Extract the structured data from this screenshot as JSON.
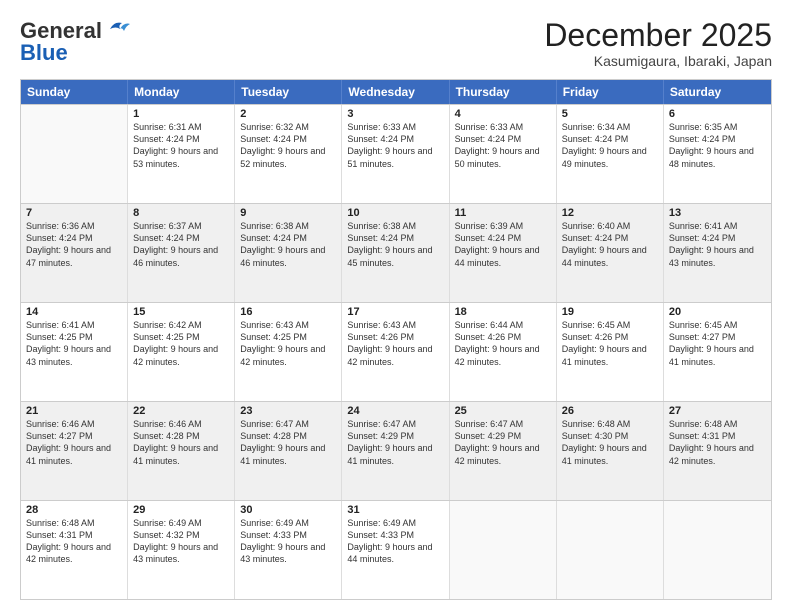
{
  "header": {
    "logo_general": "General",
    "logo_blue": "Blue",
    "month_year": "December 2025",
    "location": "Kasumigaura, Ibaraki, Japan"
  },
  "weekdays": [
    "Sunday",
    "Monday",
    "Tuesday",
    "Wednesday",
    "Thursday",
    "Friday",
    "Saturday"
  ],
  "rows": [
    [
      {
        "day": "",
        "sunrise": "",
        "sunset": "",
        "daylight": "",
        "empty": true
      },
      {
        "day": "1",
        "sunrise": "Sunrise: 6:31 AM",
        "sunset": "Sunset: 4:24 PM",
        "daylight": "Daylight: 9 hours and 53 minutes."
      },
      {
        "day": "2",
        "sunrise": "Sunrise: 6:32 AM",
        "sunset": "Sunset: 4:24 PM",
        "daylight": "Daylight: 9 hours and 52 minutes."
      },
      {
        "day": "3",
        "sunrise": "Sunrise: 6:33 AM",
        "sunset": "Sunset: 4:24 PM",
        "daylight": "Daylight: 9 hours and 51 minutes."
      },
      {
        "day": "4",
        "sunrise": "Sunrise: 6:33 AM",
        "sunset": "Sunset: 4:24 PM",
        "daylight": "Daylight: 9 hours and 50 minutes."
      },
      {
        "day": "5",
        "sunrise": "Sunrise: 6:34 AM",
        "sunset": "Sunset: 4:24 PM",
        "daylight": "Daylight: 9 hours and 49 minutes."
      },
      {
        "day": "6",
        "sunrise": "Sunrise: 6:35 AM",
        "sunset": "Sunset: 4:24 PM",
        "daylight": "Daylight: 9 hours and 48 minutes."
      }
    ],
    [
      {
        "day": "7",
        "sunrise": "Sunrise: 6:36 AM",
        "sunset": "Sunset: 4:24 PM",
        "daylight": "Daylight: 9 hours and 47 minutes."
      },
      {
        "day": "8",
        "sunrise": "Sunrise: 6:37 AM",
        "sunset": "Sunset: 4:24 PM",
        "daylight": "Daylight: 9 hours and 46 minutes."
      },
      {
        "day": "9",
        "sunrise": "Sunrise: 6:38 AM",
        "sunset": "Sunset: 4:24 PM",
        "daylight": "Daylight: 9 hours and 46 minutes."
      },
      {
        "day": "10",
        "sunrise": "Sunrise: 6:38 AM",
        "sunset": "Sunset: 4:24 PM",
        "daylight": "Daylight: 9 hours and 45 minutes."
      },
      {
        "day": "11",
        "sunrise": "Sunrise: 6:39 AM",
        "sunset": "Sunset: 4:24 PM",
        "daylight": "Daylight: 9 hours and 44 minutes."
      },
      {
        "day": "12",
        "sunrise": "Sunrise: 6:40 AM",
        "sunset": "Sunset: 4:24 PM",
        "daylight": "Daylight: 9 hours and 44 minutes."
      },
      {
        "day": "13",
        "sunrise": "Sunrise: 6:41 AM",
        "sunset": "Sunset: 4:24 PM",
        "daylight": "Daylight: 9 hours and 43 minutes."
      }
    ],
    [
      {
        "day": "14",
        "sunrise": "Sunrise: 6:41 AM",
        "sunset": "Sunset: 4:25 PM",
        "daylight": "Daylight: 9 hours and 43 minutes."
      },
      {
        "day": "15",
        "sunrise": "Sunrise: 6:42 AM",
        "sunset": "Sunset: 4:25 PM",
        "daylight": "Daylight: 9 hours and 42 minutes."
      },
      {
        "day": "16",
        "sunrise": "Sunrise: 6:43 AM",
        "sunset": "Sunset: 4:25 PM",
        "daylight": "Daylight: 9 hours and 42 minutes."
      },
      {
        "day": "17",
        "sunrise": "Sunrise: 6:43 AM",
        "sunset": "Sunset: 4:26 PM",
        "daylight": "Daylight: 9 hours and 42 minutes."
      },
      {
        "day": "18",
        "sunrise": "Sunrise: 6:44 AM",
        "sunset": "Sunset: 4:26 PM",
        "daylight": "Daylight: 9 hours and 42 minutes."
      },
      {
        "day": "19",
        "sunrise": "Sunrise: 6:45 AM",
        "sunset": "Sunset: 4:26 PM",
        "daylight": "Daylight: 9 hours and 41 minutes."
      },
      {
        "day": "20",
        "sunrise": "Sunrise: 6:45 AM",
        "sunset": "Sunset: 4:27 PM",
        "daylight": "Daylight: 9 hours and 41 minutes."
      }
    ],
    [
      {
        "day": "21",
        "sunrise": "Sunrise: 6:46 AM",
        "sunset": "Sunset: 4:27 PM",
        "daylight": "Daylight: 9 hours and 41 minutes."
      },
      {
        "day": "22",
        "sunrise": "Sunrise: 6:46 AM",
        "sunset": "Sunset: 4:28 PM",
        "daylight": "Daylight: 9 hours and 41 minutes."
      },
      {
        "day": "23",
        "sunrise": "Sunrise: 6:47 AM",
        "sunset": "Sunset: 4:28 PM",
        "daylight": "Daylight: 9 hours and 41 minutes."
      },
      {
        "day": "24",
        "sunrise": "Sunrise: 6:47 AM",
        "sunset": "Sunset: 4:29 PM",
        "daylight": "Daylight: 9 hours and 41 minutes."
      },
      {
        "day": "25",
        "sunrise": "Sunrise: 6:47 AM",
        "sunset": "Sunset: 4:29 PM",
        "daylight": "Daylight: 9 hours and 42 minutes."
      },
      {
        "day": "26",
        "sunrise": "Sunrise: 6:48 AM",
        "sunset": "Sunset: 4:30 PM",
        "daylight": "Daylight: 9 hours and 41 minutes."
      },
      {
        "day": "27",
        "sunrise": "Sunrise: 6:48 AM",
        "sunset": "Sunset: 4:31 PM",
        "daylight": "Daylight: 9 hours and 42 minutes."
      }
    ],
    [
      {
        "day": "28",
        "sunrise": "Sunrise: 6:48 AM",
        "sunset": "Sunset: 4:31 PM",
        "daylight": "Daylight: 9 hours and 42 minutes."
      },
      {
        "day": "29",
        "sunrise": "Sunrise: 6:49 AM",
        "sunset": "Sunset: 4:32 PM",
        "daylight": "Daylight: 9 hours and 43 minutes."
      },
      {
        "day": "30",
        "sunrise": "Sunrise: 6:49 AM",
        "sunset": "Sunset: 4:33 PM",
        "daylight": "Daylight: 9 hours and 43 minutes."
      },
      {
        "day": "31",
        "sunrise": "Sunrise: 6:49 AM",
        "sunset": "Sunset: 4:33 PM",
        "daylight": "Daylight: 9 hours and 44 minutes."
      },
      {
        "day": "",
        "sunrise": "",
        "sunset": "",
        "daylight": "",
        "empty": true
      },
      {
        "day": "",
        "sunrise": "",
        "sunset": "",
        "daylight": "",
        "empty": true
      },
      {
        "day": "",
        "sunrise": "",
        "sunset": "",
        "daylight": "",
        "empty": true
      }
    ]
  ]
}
=====
** THE EXERCISE **
Restate the whole listing above exactly, please, omitting every image.

** COMPLETE OUTPUT **
Extract the structured data from this screenshot as JSON.
{
  "header": {
    "logo_general": "General",
    "logo_blue": "Blue",
    "month_year": "December 2025",
    "location": "Kasumigaura, Ibaraki, Japan"
  },
  "weekdays": [
    "Sunday",
    "Monday",
    "Tuesday",
    "Wednesday",
    "Thursday",
    "Friday",
    "Saturday"
  ],
  "rows": [
    [
      {
        "day": "",
        "sunrise": "",
        "sunset": "",
        "daylight": "",
        "empty": true
      },
      {
        "day": "1",
        "sunrise": "Sunrise: 6:31 AM",
        "sunset": "Sunset: 4:24 PM",
        "daylight": "Daylight: 9 hours and 53 minutes."
      },
      {
        "day": "2",
        "sunrise": "Sunrise: 6:32 AM",
        "sunset": "Sunset: 4:24 PM",
        "daylight": "Daylight: 9 hours and 52 minutes."
      },
      {
        "day": "3",
        "sunrise": "Sunrise: 6:33 AM",
        "sunset": "Sunset: 4:24 PM",
        "daylight": "Daylight: 9 hours and 51 minutes."
      },
      {
        "day": "4",
        "sunrise": "Sunrise: 6:33 AM",
        "sunset": "Sunset: 4:24 PM",
        "daylight": "Daylight: 9 hours and 50 minutes."
      },
      {
        "day": "5",
        "sunrise": "Sunrise: 6:34 AM",
        "sunset": "Sunset: 4:24 PM",
        "daylight": "Daylight: 9 hours and 49 minutes."
      },
      {
        "day": "6",
        "sunrise": "Sunrise: 6:35 AM",
        "sunset": "Sunset: 4:24 PM",
        "daylight": "Daylight: 9 hours and 48 minutes."
      }
    ],
    [
      {
        "day": "7",
        "sunrise": "Sunrise: 6:36 AM",
        "sunset": "Sunset: 4:24 PM",
        "daylight": "Daylight: 9 hours and 47 minutes."
      },
      {
        "day": "8",
        "sunrise": "Sunrise: 6:37 AM",
        "sunset": "Sunset: 4:24 PM",
        "daylight": "Daylight: 9 hours and 46 minutes."
      },
      {
        "day": "9",
        "sunrise": "Sunrise: 6:38 AM",
        "sunset": "Sunset: 4:24 PM",
        "daylight": "Daylight: 9 hours and 46 minutes."
      },
      {
        "day": "10",
        "sunrise": "Sunrise: 6:38 AM",
        "sunset": "Sunset: 4:24 PM",
        "daylight": "Daylight: 9 hours and 45 minutes."
      },
      {
        "day": "11",
        "sunrise": "Sunrise: 6:39 AM",
        "sunset": "Sunset: 4:24 PM",
        "daylight": "Daylight: 9 hours and 44 minutes."
      },
      {
        "day": "12",
        "sunrise": "Sunrise: 6:40 AM",
        "sunset": "Sunset: 4:24 PM",
        "daylight": "Daylight: 9 hours and 44 minutes."
      },
      {
        "day": "13",
        "sunrise": "Sunrise: 6:41 AM",
        "sunset": "Sunset: 4:24 PM",
        "daylight": "Daylight: 9 hours and 43 minutes."
      }
    ],
    [
      {
        "day": "14",
        "sunrise": "Sunrise: 6:41 AM",
        "sunset": "Sunset: 4:25 PM",
        "daylight": "Daylight: 9 hours and 43 minutes."
      },
      {
        "day": "15",
        "sunrise": "Sunrise: 6:42 AM",
        "sunset": "Sunset: 4:25 PM",
        "daylight": "Daylight: 9 hours and 42 minutes."
      },
      {
        "day": "16",
        "sunrise": "Sunrise: 6:43 AM",
        "sunset": "Sunset: 4:25 PM",
        "daylight": "Daylight: 9 hours and 42 minutes."
      },
      {
        "day": "17",
        "sunrise": "Sunrise: 6:43 AM",
        "sunset": "Sunset: 4:26 PM",
        "daylight": "Daylight: 9 hours and 42 minutes."
      },
      {
        "day": "18",
        "sunrise": "Sunrise: 6:44 AM",
        "sunset": "Sunset: 4:26 PM",
        "daylight": "Daylight: 9 hours and 42 minutes."
      },
      {
        "day": "19",
        "sunrise": "Sunrise: 6:45 AM",
        "sunset": "Sunset: 4:26 PM",
        "daylight": "Daylight: 9 hours and 41 minutes."
      },
      {
        "day": "20",
        "sunrise": "Sunrise: 6:45 AM",
        "sunset": "Sunset: 4:27 PM",
        "daylight": "Daylight: 9 hours and 41 minutes."
      }
    ],
    [
      {
        "day": "21",
        "sunrise": "Sunrise: 6:46 AM",
        "sunset": "Sunset: 4:27 PM",
        "daylight": "Daylight: 9 hours and 41 minutes."
      },
      {
        "day": "22",
        "sunrise": "Sunrise: 6:46 AM",
        "sunset": "Sunset: 4:28 PM",
        "daylight": "Daylight: 9 hours and 41 minutes."
      },
      {
        "day": "23",
        "sunrise": "Sunrise: 6:47 AM",
        "sunset": "Sunset: 4:28 PM",
        "daylight": "Daylight: 9 hours and 41 minutes."
      },
      {
        "day": "24",
        "sunrise": "Sunrise: 6:47 AM",
        "sunset": "Sunset: 4:29 PM",
        "daylight": "Daylight: 9 hours and 41 minutes."
      },
      {
        "day": "25",
        "sunrise": "Sunrise: 6:47 AM",
        "sunset": "Sunset: 4:29 PM",
        "daylight": "Daylight: 9 hours and 42 minutes."
      },
      {
        "day": "26",
        "sunrise": "Sunrise: 6:48 AM",
        "sunset": "Sunset: 4:30 PM",
        "daylight": "Daylight: 9 hours and 41 minutes."
      },
      {
        "day": "27",
        "sunrise": "Sunrise: 6:48 AM",
        "sunset": "Sunset: 4:31 PM",
        "daylight": "Daylight: 9 hours and 42 minutes."
      }
    ],
    [
      {
        "day": "28",
        "sunrise": "Sunrise: 6:48 AM",
        "sunset": "Sunset: 4:31 PM",
        "daylight": "Daylight: 9 hours and 42 minutes."
      },
      {
        "day": "29",
        "sunrise": "Sunrise: 6:49 AM",
        "sunset": "Sunset: 4:32 PM",
        "daylight": "Daylight: 9 hours and 43 minutes."
      },
      {
        "day": "30",
        "sunrise": "Sunrise: 6:49 AM",
        "sunset": "Sunset: 4:33 PM",
        "daylight": "Daylight: 9 hours and 43 minutes."
      },
      {
        "day": "31",
        "sunrise": "Sunrise: 6:49 AM",
        "sunset": "Sunset: 4:33 PM",
        "daylight": "Daylight: 9 hours and 44 minutes."
      },
      {
        "day": "",
        "sunrise": "",
        "sunset": "",
        "daylight": "",
        "empty": true
      },
      {
        "day": "",
        "sunrise": "",
        "sunset": "",
        "daylight": "",
        "empty": true
      },
      {
        "day": "",
        "sunrise": "",
        "sunset": "",
        "daylight": "",
        "empty": true
      }
    ]
  ]
}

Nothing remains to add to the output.